Exercise
Set down each entry from the block beneath, exactly as written.

Supplied information
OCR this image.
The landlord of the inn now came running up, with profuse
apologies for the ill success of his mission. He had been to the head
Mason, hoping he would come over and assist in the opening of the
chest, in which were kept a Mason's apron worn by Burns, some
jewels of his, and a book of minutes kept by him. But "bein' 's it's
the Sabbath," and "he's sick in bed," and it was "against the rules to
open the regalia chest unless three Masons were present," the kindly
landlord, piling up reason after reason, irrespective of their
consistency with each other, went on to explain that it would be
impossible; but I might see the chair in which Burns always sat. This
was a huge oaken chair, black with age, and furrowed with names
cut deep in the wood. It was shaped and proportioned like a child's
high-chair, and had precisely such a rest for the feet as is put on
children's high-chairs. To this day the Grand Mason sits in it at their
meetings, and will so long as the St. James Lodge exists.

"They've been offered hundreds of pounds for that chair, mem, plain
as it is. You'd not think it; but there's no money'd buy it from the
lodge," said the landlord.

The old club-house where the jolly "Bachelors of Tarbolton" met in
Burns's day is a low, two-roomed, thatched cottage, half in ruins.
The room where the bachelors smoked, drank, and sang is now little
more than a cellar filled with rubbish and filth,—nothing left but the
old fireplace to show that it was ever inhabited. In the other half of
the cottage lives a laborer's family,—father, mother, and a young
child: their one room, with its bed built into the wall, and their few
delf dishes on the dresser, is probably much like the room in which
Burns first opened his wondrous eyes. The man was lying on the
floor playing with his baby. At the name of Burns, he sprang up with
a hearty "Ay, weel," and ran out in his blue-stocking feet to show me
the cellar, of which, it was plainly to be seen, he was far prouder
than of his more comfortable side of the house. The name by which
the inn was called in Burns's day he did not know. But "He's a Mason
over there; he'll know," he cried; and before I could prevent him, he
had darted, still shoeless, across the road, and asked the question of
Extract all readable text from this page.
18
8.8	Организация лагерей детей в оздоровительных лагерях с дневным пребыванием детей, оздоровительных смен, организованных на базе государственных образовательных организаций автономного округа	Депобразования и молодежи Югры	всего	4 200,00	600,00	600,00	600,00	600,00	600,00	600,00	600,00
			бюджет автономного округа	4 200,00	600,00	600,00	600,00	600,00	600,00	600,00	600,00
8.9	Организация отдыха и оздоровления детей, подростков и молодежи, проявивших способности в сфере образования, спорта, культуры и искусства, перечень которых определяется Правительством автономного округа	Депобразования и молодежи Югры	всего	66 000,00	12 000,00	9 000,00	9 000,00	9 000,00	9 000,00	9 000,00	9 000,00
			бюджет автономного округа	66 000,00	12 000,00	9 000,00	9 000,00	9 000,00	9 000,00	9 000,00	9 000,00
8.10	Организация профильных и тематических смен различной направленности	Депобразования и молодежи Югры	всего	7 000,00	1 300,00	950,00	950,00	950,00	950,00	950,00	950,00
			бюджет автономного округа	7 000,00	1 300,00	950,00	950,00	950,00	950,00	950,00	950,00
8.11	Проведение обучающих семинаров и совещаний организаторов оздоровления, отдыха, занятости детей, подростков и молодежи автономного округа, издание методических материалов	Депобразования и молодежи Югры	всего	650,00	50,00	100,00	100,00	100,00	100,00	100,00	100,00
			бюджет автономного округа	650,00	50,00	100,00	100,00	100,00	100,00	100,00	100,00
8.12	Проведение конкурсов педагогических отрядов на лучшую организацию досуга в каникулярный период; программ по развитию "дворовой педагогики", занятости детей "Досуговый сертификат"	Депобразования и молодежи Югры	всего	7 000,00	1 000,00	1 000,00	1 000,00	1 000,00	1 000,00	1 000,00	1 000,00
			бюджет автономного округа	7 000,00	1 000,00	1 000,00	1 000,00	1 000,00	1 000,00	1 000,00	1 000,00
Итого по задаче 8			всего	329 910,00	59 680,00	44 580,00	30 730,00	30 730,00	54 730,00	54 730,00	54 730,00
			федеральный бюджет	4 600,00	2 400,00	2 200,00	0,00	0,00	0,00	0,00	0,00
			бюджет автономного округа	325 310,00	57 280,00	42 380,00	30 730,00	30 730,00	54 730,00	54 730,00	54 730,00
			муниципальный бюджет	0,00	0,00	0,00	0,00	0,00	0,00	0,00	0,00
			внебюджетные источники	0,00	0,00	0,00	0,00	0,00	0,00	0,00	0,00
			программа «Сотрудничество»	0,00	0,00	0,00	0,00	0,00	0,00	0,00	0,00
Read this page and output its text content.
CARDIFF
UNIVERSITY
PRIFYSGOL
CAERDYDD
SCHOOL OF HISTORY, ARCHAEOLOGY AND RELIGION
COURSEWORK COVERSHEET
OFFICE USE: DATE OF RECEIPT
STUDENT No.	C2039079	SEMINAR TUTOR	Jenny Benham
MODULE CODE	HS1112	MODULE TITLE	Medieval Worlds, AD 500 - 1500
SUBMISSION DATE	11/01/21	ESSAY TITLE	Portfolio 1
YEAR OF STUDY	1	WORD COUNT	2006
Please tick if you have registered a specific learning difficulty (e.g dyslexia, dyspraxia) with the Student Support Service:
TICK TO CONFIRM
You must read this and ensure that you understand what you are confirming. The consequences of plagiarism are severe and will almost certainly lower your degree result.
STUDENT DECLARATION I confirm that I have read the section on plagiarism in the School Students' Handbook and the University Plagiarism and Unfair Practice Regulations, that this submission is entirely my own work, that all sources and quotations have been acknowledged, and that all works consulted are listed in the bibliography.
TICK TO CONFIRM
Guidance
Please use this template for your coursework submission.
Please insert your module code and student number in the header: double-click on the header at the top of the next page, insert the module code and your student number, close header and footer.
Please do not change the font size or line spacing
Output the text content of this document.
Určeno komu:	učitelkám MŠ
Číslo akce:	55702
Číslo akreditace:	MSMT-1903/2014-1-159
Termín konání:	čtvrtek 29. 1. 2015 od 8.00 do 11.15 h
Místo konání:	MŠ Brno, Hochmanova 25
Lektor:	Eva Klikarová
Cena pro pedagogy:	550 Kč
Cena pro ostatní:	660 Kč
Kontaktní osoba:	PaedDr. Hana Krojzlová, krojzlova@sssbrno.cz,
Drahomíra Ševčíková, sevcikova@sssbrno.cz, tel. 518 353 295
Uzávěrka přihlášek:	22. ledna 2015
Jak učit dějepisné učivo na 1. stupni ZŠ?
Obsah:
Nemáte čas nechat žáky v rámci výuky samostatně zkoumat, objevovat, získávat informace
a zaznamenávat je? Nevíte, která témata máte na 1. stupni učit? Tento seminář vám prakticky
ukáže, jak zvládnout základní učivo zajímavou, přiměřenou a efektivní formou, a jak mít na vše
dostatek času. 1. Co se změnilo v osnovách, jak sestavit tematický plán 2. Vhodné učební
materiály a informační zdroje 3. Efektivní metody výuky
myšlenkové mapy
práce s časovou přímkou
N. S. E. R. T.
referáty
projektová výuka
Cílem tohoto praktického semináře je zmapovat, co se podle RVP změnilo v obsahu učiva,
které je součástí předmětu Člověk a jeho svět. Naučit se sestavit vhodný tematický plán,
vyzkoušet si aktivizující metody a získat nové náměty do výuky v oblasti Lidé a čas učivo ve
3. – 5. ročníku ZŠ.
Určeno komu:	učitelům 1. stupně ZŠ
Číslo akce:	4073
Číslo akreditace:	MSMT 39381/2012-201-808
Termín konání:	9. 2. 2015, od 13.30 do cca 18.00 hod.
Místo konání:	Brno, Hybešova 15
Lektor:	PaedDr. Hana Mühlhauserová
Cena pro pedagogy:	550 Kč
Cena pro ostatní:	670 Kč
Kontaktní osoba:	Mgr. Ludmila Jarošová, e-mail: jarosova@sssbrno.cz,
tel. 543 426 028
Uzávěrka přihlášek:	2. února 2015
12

Task solution
OCR this image.
The landlord of the inn now came running up, with profuse
apologies for the ill success of his mission. He had been to the head
Mason, hoping he would come over and assist in the opening of the
chest, in which were kept a Mason's apron worn by Burns, some
jewels of his, and a book of minutes kept by him. But "bein' 's it's
the Sabbath," and "he's sick in bed," and it was "against the rules to
open the regalia chest unless three Masons were present," the kindly
landlord, piling up reason after reason, irrespective of their
consistency with each other, went on to explain that it would be
impossible; but I might see the chair in which Burns always sat. This
was a huge oaken chair, black with age, and furrowed with names
cut deep in the wood. It was shaped and proportioned like a child's
high-chair, and had precisely such a rest for the feet as is put on
children's high-chairs. To this day the Grand Mason sits in it at their
meetings, and will so long as the St. James Lodge exists.

"They've been offered hundreds of pounds for that chair, mem, plain
as it is. You'd not think it; but there's no money'd buy it from the
lodge," said the landlord.

The old club-house where the jolly "Bachelors of Tarbolton" met in
Burns's day is a low, two-roomed, thatched cottage, half in ruins.
The room where the bachelors smoked, drank, and sang is now little
more than a cellar filled with rubbish and filth,—nothing left but the
old fireplace to show that it was ever inhabited. In the other half of
the cottage lives a laborer's family,—father, mother, and a young
child: their one room, with its bed built into the wall, and their few
delf dishes on the dresser, is probably much like the room in which
Burns first opened his wondrous eyes. The man was lying on the
floor playing with his baby. At the name of Burns, he sprang up with
a hearty "Ay, weel," and ran out in his blue-stocking feet to show me
the cellar, of which, it was plainly to be seen, he was far prouder
than of his more comfortable side of the house. The name by which
the inn was called in Burns's day he did not know. But "He's a Mason
over there; he'll know," he cried; and before I could prevent him, he
had darted, still shoeless, across the road, and asked the question of
Extract all readable text from this page.
18
8.8	Организация лагерей детей в оздоровительных лагерях с дневным пребыванием детей, оздоровительных смен, организованных на базе государственных образовательных организаций автономного округа	Депобразования и молодежи Югры	всего	4 200,00	600,00	600,00	600,00	600,00	600,00	600,00	600,00
			бюджет автономного округа	4 200,00	600,00	600,00	600,00	600,00	600,00	600,00	600,00
8.9	Организация отдыха и оздоровления детей, подростков и молодежи, проявивших способности в сфере образования, спорта, культуры и искусства, перечень которых определяется Правительством автономного округа	Депобразования и молодежи Югры	всего	66 000,00	12 000,00	9 000,00	9 000,00	9 000,00	9 000,00	9 000,00	9 000,00
			бюджет автономного округа	66 000,00	12 000,00	9 000,00	9 000,00	9 000,00	9 000,00	9 000,00	9 000,00
8.10	Организация профильных и тематических смен различной направленности	Депобразования и молодежи Югры	всего	7 000,00	1 300,00	950,00	950,00	950,00	950,00	950,00	950,00
			бюджет автономного округа	7 000,00	1 300,00	950,00	950,00	950,00	950,00	950,00	950,00
8.11	Проведение обучающих семинаров и совещаний организаторов оздоровления, отдыха, занятости детей, подростков и молодежи автономного округа, издание методических материалов	Депобразования и молодежи Югры	всего	650,00	50,00	100,00	100,00	100,00	100,00	100,00	100,00
			бюджет автономного округа	650,00	50,00	100,00	100,00	100,00	100,00	100,00	100,00
8.12	Проведение конкурсов педагогических отрядов на лучшую организацию досуга в каникулярный период; программ по развитию "дворовой педагогики", занятости детей "Досуговый сертификат"	Депобразования и молодежи Югры	всего	7 000,00	1 000,00	1 000,00	1 000,00	1 000,00	1 000,00	1 000,00	1 000,00
			бюджет автономного округа	7 000,00	1 000,00	1 000,00	1 000,00	1 000,00	1 000,00	1 000,00	1 000,00
Итого по задаче 8			всего	329 910,00	59 680,00	44 580,00	30 730,00	30 730,00	54 730,00	54 730,00	54 730,00
			федеральный бюджет	4 600,00	2 400,00	2 200,00	0,00	0,00	0,00	0,00	0,00
			бюджет автономного округа	325 310,00	57 280,00	42 380,00	30 730,00	30 730,00	54 730,00	54 730,00	54 730,00
			муниципальный бюджет	0,00	0,00	0,00	0,00	0,00	0,00	0,00	0,00
			внебюджетные источники	0,00	0,00	0,00	0,00	0,00	0,00	0,00	0,00
			программа «Сотрудничество»	0,00	0,00	0,00	0,00	0,00	0,00	0,00	0,00
Read this page and output its text content.
CARDIFF
UNIVERSITY
PRIFYSGOL
CAERDYDD
SCHOOL OF HISTORY, ARCHAEOLOGY AND RELIGION
COURSEWORK COVERSHEET
OFFICE USE: DATE OF RECEIPT
STUDENT No.	C2039079	SEMINAR TUTOR	Jenny Benham
MODULE CODE	HS1112	MODULE TITLE	Medieval Worlds, AD 500 - 1500
SUBMISSION DATE	11/01/21	ESSAY TITLE	Portfolio 1
YEAR OF STUDY	1	WORD COUNT	2006
Please tick if you have registered a specific learning difficulty (e.g dyslexia, dyspraxia) with the Student Support Service:
TICK TO CONFIRM
You must read this and ensure that you understand what you are confirming. The consequences of plagiarism are severe and will almost certainly lower your degree result.
STUDENT DECLARATION I confirm that I have read the section on plagiarism in the School Students' Handbook and the University Plagiarism and Unfair Practice Regulations, that this submission is entirely my own work, that all sources and quotations have been acknowledged, and that all works consulted are listed in the bibliography.
TICK TO CONFIRM
Guidance
Please use this template for your coursework submission.
Please insert your module code and student number in the header: double-click on the header at the top of the next page, insert the module code and your student number, close header and footer.
Please do not change the font size or line spacing
Output the text content of this document.
Určeno komu:	učitelkám MŠ
Číslo akce:	55702
Číslo akreditace:	MSMT-1903/2014-1-159
Termín konání:	čtvrtek 29. 1. 2015 od 8.00 do 11.15 h
Místo konání:	MŠ Brno, Hochmanova 25
Lektor:	Eva Klikarová
Cena pro pedagogy:	550 Kč
Cena pro ostatní:	660 Kč
Kontaktní osoba:	PaedDr. Hana Krojzlová, krojzlova@sssbrno.cz,
Drahomíra Ševčíková, sevcikova@sssbrno.cz, tel. 518 353 295
Uzávěrka přihlášek:	22. ledna 2015
Jak učit dějepisné učivo na 1. stupni ZŠ?
Obsah:
Nemáte čas nechat žáky v rámci výuky samostatně zkoumat, objevovat, získávat informace
a zaznamenávat je? Nevíte, která témata máte na 1. stupni učit? Tento seminář vám prakticky
ukáže, jak zvládnout základní učivo zajímavou, přiměřenou a efektivní formou, a jak mít na vše
dostatek času. 1. Co se změnilo v osnovách, jak sestavit tematický plán 2. Vhodné učební
materiály a informační zdroje 3. Efektivní metody výuky
myšlenkové mapy
práce s časovou přímkou
N. S. E. R. T.
referáty
projektová výuka
Cílem tohoto praktického semináře je zmapovat, co se podle RVP změnilo v obsahu učiva,
které je součástí předmětu Člověk a jeho svět. Naučit se sestavit vhodný tematický plán,
vyzkoušet si aktivizující metody a získat nové náměty do výuky v oblasti Lidé a čas učivo ve
3. – 5. ročníku ZŠ.
Určeno komu:	učitelům 1. stupně ZŠ
Číslo akce:	4073
Číslo akreditace:	MSMT 39381/2012-201-808
Termín konání:	9. 2. 2015, od 13.30 do cca 18.00 hod.
Místo konání:	Brno, Hybešova 15
Lektor:	PaedDr. Hana Mühlhauserová
Cena pro pedagogy:	550 Kč
Cena pro ostatní:	670 Kč
Kontaktní osoba:	Mgr. Ludmila Jarošová, e-mail: jarosova@sssbrno.cz,
tel. 543 426 028
Uzávěrka přihlášek:	2. února 2015
12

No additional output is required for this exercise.